▶ _SUPPLIED RECORDS_
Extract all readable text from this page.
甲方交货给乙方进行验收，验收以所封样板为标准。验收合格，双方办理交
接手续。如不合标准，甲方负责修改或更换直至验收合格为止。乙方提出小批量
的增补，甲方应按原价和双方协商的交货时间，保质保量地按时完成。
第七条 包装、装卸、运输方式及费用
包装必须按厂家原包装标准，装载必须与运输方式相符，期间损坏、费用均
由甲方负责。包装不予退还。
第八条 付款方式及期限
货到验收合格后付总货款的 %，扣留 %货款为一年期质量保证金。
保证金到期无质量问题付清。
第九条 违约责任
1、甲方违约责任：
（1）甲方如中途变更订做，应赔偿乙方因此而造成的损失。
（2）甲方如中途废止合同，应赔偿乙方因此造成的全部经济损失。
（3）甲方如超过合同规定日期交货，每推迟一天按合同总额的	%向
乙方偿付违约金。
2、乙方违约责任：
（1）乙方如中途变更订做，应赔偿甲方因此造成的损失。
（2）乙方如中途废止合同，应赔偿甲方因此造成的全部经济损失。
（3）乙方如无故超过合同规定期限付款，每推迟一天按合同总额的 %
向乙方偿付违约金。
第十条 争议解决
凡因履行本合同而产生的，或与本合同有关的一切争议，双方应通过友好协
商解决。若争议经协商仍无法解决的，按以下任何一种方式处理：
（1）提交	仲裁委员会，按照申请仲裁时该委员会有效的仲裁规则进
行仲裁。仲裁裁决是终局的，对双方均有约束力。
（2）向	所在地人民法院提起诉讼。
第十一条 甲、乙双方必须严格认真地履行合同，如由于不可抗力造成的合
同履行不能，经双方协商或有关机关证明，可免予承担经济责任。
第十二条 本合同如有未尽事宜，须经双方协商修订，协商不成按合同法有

▶ _WORK TO DO_
Copy out the material word for word and line for line.

▶ _ANSWER FOR THIS EXERCISE_
Extract all readable text from this page.
甲方交货给乙方进行验收，验收以所封样板为标准。验收合格，双方办理交
接手续。如不合标准，甲方负责修改或更换直至验收合格为止。乙方提出小批量
的增补，甲方应按原价和双方协商的交货时间，保质保量地按时完成。
第七条 包装、装卸、运输方式及费用
包装必须按厂家原包装标准，装载必须与运输方式相符，期间损坏、费用均
由甲方负责。包装不予退还。
第八条 付款方式及期限
货到验收合格后付总货款的 %，扣留 %货款为一年期质量保证金。
保证金到期无质量问题付清。
第九条 违约责任
1、甲方违约责任：
（1）甲方如中途变更订做，应赔偿乙方因此而造成的损失。
（2）甲方如中途废止合同，应赔偿乙方因此造成的全部经济损失。
（3）甲方如超过合同规定日期交货，每推迟一天按合同总额的	%向
乙方偿付违约金。
2、乙方违约责任：
（1）乙方如中途变更订做，应赔偿甲方因此造成的损失。
（2）乙方如中途废止合同，应赔偿甲方因此造成的全部经济损失。
（3）乙方如无故超过合同规定期限付款，每推迟一天按合同总额的 %
向乙方偿付违约金。
第十条 争议解决
凡因履行本合同而产生的，或与本合同有关的一切争议，双方应通过友好协
商解决。若争议经协商仍无法解决的，按以下任何一种方式处理：
（1）提交	仲裁委员会，按照申请仲裁时该委员会有效的仲裁规则进
行仲裁。仲裁裁决是终局的，对双方均有约束力。
（2）向	所在地人民法院提起诉讼。
第十一条 甲、乙双方必须严格认真地履行合同，如由于不可抗力造成的合
同履行不能，经双方协商或有关机关证明，可免予承担经济责任。
第十二条 本合同如有未尽事宜，须经双方协商修订，协商不成按合同法有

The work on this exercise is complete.